Why a convention on the right to development?


During its 20th session, held in Geneva from April 29 to May 3, the Intergovernmental Working Group of the UN Human Rights Council discussed the content and scope of the future legally-binding international instrument on the right to development.

Historical review

As a reminder, the right to development derives from the Declaration on the Right to Development, adopted by the United Nations General Assembly in 1986, with only one opposing member (United States). Although they later joined the consensus in 1993 at the World Conference on Human Rights held in Vienna, the two expert working groups set up for the implementation of this right were a failure1. In 1998, the former Human Rights Commission, the precursor to the current Human Rights Council, decided to establish an open-ended intergovernmental working group to accomplish this task2.

STORED ROWS.
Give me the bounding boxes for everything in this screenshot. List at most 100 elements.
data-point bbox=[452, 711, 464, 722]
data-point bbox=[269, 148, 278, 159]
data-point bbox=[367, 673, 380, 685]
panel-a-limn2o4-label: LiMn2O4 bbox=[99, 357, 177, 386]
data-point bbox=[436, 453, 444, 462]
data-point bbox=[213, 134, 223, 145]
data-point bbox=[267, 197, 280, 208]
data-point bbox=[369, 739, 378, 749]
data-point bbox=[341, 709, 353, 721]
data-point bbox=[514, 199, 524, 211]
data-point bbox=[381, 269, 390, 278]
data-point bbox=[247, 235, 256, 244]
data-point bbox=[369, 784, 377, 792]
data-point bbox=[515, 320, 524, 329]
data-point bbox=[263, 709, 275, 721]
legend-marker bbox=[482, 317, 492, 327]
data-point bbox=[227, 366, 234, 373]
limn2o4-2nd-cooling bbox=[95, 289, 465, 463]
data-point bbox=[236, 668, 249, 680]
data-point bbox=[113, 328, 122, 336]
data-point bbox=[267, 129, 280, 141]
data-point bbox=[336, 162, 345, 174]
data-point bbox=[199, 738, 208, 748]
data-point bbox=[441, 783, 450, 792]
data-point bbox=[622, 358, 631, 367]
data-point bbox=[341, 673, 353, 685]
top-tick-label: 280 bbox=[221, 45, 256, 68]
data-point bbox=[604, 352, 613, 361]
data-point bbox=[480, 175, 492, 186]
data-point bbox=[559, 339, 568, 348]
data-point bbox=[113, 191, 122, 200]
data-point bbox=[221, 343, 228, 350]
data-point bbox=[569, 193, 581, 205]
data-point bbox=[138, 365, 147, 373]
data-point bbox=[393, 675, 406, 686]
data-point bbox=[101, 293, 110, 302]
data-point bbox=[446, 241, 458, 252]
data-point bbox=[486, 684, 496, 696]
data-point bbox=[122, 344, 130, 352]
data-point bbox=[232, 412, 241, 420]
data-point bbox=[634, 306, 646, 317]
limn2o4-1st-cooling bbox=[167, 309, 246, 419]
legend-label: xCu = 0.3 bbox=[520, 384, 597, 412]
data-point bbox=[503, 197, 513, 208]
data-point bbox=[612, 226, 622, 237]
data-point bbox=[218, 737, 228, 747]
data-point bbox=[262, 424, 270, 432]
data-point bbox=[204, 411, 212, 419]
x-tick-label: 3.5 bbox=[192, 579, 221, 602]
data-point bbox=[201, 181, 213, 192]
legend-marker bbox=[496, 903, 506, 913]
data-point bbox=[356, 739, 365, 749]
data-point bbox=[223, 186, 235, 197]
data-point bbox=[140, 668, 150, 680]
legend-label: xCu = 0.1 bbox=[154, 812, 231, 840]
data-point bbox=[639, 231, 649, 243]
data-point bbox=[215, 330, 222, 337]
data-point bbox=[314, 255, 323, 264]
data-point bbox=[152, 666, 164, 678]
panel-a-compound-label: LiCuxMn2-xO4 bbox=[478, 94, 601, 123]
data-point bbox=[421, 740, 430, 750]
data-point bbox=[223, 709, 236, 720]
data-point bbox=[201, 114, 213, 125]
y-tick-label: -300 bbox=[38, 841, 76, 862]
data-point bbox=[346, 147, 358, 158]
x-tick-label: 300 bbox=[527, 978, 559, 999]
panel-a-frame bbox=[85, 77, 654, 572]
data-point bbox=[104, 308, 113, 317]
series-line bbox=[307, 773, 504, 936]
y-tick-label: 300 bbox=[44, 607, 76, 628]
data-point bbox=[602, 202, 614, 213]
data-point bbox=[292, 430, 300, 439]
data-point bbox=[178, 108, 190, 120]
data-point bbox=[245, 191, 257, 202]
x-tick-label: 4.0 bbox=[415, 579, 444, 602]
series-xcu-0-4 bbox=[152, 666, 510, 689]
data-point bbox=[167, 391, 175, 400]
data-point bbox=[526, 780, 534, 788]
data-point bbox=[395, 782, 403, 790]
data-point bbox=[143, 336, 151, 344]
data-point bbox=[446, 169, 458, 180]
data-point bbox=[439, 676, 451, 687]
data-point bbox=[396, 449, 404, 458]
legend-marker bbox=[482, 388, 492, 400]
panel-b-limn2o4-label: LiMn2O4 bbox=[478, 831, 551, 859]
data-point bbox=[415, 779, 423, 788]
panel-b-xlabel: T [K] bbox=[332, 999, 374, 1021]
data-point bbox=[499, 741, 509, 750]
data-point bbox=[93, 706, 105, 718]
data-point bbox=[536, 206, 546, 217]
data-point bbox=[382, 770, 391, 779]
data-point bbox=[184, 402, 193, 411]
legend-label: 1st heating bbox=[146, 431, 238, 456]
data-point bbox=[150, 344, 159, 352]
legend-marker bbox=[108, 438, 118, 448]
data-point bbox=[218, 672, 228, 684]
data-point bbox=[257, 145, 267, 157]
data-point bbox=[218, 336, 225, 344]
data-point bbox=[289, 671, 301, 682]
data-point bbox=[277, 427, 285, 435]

DIRECTIONS FOR THIS TASK. List every year that the passage on the right to development gives as a four-digit number, in the order they appear.

RESPONSE TO THIS EXERCISE. 1986, 1993, 1998